▶ **DESCRIPTION OF THE TASK**
Look through the material below. Copy each line that contains the string "filipposcotti".

▶ **RAW DATA**
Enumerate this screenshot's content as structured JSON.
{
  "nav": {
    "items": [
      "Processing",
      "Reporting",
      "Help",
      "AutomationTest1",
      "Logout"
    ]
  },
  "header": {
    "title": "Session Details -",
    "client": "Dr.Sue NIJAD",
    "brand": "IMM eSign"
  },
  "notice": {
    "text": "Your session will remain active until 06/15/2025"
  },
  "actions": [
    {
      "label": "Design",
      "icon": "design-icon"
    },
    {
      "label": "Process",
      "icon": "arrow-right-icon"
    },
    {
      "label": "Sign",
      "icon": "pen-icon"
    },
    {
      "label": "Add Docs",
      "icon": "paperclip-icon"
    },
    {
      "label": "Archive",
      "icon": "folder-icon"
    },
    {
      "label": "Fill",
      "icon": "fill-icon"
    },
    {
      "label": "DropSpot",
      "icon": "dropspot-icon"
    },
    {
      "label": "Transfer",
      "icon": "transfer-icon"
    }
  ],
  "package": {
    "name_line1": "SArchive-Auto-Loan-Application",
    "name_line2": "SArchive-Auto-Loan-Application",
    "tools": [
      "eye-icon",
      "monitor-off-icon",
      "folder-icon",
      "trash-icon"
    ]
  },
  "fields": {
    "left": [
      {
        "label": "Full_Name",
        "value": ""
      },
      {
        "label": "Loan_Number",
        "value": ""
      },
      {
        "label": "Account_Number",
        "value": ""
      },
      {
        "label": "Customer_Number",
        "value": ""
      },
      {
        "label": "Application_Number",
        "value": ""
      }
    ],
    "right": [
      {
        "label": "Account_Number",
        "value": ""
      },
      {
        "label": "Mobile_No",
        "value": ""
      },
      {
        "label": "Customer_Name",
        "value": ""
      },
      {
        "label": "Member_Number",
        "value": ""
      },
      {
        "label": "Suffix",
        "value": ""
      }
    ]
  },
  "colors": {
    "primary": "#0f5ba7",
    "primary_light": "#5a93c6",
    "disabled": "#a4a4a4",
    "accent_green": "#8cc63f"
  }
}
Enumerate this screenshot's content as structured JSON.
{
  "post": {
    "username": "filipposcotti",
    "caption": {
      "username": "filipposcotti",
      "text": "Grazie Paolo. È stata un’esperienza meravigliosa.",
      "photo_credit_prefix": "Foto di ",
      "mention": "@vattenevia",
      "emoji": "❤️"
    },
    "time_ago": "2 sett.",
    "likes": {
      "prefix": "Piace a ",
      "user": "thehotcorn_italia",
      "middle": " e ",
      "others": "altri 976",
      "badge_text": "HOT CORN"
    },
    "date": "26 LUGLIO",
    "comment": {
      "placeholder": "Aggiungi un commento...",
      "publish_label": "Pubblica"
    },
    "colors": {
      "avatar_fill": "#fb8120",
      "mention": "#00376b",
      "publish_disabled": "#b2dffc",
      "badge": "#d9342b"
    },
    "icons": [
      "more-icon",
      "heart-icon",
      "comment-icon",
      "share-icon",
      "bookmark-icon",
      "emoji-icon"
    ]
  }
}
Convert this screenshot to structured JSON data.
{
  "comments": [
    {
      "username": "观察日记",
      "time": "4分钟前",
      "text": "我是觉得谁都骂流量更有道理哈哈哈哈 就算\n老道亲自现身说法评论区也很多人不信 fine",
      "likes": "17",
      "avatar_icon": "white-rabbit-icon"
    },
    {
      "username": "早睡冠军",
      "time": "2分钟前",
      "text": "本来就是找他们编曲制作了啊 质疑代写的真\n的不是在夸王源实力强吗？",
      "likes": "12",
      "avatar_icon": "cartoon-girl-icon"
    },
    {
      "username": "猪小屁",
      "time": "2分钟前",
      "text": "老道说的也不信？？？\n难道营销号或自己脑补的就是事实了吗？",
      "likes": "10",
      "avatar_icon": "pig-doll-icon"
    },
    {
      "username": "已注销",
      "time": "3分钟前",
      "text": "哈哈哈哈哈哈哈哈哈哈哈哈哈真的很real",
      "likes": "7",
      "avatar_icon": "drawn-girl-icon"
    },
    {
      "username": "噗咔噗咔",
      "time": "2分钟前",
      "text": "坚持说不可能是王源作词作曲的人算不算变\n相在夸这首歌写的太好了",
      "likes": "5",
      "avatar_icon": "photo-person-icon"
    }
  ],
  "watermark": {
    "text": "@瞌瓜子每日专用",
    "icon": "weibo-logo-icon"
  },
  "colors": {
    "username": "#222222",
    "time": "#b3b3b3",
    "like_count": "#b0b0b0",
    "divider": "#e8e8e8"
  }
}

▶ **EXERCISE OUTPUT**
    "username": "filipposcotti",
      "username": "filipposcotti",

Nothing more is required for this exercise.